[INPUT ROWS]:

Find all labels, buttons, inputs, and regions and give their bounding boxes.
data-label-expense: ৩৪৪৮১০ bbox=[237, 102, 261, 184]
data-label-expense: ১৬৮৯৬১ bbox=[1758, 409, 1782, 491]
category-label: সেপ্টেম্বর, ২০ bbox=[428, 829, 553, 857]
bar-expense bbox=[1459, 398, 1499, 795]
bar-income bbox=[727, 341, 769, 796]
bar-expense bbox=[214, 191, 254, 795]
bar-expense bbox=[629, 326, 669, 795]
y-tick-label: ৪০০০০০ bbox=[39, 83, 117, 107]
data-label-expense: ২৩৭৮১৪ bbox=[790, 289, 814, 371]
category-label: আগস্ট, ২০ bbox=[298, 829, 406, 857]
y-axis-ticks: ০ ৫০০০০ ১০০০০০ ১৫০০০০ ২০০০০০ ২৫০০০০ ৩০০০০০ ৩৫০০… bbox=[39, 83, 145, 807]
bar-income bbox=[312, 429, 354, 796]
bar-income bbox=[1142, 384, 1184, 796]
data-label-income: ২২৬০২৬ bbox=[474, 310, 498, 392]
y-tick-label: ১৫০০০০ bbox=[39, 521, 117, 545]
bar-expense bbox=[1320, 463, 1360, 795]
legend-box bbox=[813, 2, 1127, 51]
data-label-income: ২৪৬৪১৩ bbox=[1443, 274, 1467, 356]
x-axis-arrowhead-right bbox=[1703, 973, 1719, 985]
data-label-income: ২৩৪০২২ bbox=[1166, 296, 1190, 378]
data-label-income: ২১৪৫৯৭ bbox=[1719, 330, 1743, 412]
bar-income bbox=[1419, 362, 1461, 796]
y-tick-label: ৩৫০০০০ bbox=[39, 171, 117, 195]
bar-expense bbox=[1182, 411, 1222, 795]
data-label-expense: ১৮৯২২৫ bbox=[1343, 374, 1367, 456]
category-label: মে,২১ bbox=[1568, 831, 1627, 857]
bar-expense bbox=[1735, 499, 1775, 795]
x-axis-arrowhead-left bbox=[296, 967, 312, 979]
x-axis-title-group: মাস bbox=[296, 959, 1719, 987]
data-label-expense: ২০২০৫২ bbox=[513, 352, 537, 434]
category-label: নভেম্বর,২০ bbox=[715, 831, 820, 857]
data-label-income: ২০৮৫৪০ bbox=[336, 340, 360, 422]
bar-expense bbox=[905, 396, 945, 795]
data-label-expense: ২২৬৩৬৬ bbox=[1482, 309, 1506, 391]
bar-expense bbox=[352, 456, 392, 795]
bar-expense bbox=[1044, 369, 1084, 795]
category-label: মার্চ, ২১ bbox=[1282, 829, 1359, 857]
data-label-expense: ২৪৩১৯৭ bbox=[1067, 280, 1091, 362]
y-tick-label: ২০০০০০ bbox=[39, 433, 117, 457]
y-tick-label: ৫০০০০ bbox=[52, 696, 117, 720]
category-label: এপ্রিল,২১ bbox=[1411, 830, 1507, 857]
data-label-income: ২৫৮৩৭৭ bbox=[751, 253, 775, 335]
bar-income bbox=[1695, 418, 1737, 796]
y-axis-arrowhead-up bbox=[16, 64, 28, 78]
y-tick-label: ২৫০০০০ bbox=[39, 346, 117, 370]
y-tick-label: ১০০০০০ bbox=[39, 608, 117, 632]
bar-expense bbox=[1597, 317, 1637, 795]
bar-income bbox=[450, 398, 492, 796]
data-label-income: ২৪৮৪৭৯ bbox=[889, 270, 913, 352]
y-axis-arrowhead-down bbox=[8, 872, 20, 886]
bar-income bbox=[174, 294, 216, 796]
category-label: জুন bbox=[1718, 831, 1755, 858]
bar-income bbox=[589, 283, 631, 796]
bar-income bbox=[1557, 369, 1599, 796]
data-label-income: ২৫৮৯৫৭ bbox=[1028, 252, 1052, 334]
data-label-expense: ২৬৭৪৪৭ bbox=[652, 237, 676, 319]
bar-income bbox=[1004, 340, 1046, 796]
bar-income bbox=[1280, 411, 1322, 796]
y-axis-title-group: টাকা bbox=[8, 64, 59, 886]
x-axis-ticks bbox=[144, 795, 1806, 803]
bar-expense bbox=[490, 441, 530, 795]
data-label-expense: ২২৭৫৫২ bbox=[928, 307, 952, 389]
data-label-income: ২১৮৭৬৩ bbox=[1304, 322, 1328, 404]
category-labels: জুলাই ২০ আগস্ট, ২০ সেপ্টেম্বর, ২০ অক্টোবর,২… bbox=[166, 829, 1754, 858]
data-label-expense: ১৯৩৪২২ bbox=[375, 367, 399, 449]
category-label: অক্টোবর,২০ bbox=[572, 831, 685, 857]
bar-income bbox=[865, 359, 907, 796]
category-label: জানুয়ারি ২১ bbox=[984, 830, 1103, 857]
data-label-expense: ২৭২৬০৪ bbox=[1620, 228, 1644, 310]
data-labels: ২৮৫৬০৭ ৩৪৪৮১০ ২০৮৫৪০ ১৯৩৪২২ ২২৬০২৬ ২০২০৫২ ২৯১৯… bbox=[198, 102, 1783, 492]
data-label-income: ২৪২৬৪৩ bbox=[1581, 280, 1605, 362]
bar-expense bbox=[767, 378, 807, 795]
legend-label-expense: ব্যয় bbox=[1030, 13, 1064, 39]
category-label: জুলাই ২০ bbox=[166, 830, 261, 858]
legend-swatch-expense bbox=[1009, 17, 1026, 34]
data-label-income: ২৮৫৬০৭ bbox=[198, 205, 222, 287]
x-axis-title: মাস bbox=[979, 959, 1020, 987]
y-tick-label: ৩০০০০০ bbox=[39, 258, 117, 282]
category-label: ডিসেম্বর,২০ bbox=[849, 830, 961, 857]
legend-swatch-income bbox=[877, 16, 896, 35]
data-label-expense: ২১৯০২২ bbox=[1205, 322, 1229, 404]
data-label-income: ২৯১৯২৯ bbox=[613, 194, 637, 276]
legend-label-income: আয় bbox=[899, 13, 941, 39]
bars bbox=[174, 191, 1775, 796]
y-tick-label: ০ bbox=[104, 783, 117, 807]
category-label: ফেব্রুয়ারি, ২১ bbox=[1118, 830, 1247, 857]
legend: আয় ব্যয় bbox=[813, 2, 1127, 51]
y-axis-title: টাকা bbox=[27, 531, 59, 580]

[TASK REQUIREMENTS]: Could you rewrite the listing above with every "bar-expense" renamed to "bar-spending" and nothing else changed?

[FINISHED ANSWER]:
Find all labels, buttons, inputs, and regions and give their bounding boxes.
data-label-expense: ৩৪৪৮১০ bbox=[237, 102, 261, 184]
data-label-expense: ১৬৮৯৬১ bbox=[1758, 409, 1782, 491]
category-label: সেপ্টেম্বর, ২০ bbox=[428, 829, 553, 857]
bar-spending bbox=[1459, 398, 1499, 795]
bar-income bbox=[727, 341, 769, 796]
bar-spending bbox=[214, 191, 254, 795]
bar-spending bbox=[629, 326, 669, 795]
y-tick-label: ৪০০০০০ bbox=[39, 83, 117, 107]
data-label-expense: ২৩৭৮১৪ bbox=[790, 289, 814, 371]
category-label: আগস্ট, ২০ bbox=[298, 829, 406, 857]
y-axis-ticks: ০ ৫০০০০ ১০০০০০ ১৫০০০০ ২০০০০০ ২৫০০০০ ৩০০০০০ ৩৫০০… bbox=[39, 83, 145, 807]
bar-income bbox=[312, 429, 354, 796]
bar-income bbox=[1142, 384, 1184, 796]
data-label-income: ২২৬০২৬ bbox=[474, 310, 498, 392]
y-tick-label: ১৫০০০০ bbox=[39, 521, 117, 545]
bar-spending bbox=[1320, 463, 1360, 795]
legend-box bbox=[813, 2, 1127, 51]
data-label-income: ২৪৬৪১৩ bbox=[1443, 274, 1467, 356]
x-axis-arrowhead-right bbox=[1703, 973, 1719, 985]
data-label-income: ২৩৪০২২ bbox=[1166, 296, 1190, 378]
data-label-income: ২১৪৫৯৭ bbox=[1719, 330, 1743, 412]
bar-income bbox=[1419, 362, 1461, 796]
y-tick-label: ৩৫০০০০ bbox=[39, 171, 117, 195]
bar-spending bbox=[1182, 411, 1222, 795]
data-label-expense: ১৮৯২২৫ bbox=[1343, 374, 1367, 456]
category-label: মে,২১ bbox=[1568, 831, 1627, 857]
bar-spending bbox=[1735, 499, 1775, 795]
x-axis-arrowhead-left bbox=[296, 967, 312, 979]
x-axis-title-group: মাস bbox=[296, 959, 1719, 987]
data-label-expense: ২০২০৫২ bbox=[513, 352, 537, 434]
category-label: নভেম্বর,২০ bbox=[715, 831, 820, 857]
data-label-income: ২০৮৫৪০ bbox=[336, 340, 360, 422]
bar-spending bbox=[905, 396, 945, 795]
data-label-expense: ২২৬৩৬৬ bbox=[1482, 309, 1506, 391]
bar-spending bbox=[352, 456, 392, 795]
bar-spending bbox=[1044, 369, 1084, 795]
category-label: মার্চ, ২১ bbox=[1282, 829, 1359, 857]
data-label-expense: ২৪৩১৯৭ bbox=[1067, 280, 1091, 362]
y-tick-label: ২০০০০০ bbox=[39, 433, 117, 457]
y-tick-label: ৫০০০০ bbox=[52, 696, 117, 720]
category-label: এপ্রিল,২১ bbox=[1411, 830, 1507, 857]
data-label-income: ২৫৮৩৭৭ bbox=[751, 253, 775, 335]
bar-income bbox=[1695, 418, 1737, 796]
y-axis-arrowhead-up bbox=[16, 64, 28, 78]
y-tick-label: ২৫০০০০ bbox=[39, 346, 117, 370]
y-tick-label: ১০০০০০ bbox=[39, 608, 117, 632]
bar-spending bbox=[1597, 317, 1637, 795]
bar-income bbox=[450, 398, 492, 796]
data-label-income: ২৪৮৪৭৯ bbox=[889, 270, 913, 352]
y-axis-arrowhead-down bbox=[8, 872, 20, 886]
bar-income bbox=[174, 294, 216, 796]
category-label: জুন bbox=[1718, 831, 1755, 858]
bar-income bbox=[589, 283, 631, 796]
bar-income bbox=[1557, 369, 1599, 796]
data-label-income: ২৫৮৯৫৭ bbox=[1028, 252, 1052, 334]
data-label-expense: ২৬৭৪৪৭ bbox=[652, 237, 676, 319]
bar-income bbox=[1004, 340, 1046, 796]
bar-income bbox=[1280, 411, 1322, 796]
y-axis-title-group: টাকা bbox=[8, 64, 59, 886]
x-axis-ticks bbox=[144, 795, 1806, 803]
bar-spending bbox=[490, 441, 530, 795]
data-label-expense: ২২৭৫৫২ bbox=[928, 307, 952, 389]
data-label-income: ২১৮৭৬৩ bbox=[1304, 322, 1328, 404]
category-labels: জুলাই ২০ আগস্ট, ২০ সেপ্টেম্বর, ২০ অক্টোবর,২… bbox=[166, 829, 1754, 858]
data-label-expense: ১৯৩৪২২ bbox=[375, 367, 399, 449]
category-label: অক্টোবর,২০ bbox=[572, 831, 685, 857]
bar-income bbox=[865, 359, 907, 796]
category-label: জানুয়ারি ২১ bbox=[984, 830, 1103, 857]
data-label-expense: ২৭২৬০৪ bbox=[1620, 228, 1644, 310]
data-labels: ২৮৫৬০৭ ৩৪৪৮১০ ২০৮৫৪০ ১৯৩৪২২ ২২৬০২৬ ২০২০৫২ ২৯১৯… bbox=[198, 102, 1783, 492]
data-label-income: ২৪২৬৪৩ bbox=[1581, 280, 1605, 362]
bar-spending bbox=[767, 378, 807, 795]
legend-label-expense: ব্যয় bbox=[1030, 13, 1064, 39]
category-label: জুলাই ২০ bbox=[166, 830, 261, 858]
legend-swatch-expense bbox=[1009, 17, 1026, 34]
data-label-income: ২৮৫৬০৭ bbox=[198, 205, 222, 287]
x-axis-title: মাস bbox=[979, 959, 1020, 987]
y-tick-label: ৩০০০০০ bbox=[39, 258, 117, 282]
category-label: ডিসেম্বর,২০ bbox=[849, 830, 961, 857]
legend-swatch-income bbox=[877, 16, 896, 35]
data-label-expense: ২১৯০২২ bbox=[1205, 322, 1229, 404]
data-label-income: ২৯১৯২৯ bbox=[613, 194, 637, 276]
legend-label-income: আয় bbox=[899, 13, 941, 39]
bars bbox=[174, 191, 1775, 796]
y-tick-label: ০ bbox=[104, 783, 117, 807]
category-label: ফেব্রুয়ারি, ২১ bbox=[1118, 830, 1247, 857]
legend: আয় ব্যয় bbox=[813, 2, 1127, 51]
y-axis-title: টাকা bbox=[27, 531, 59, 580]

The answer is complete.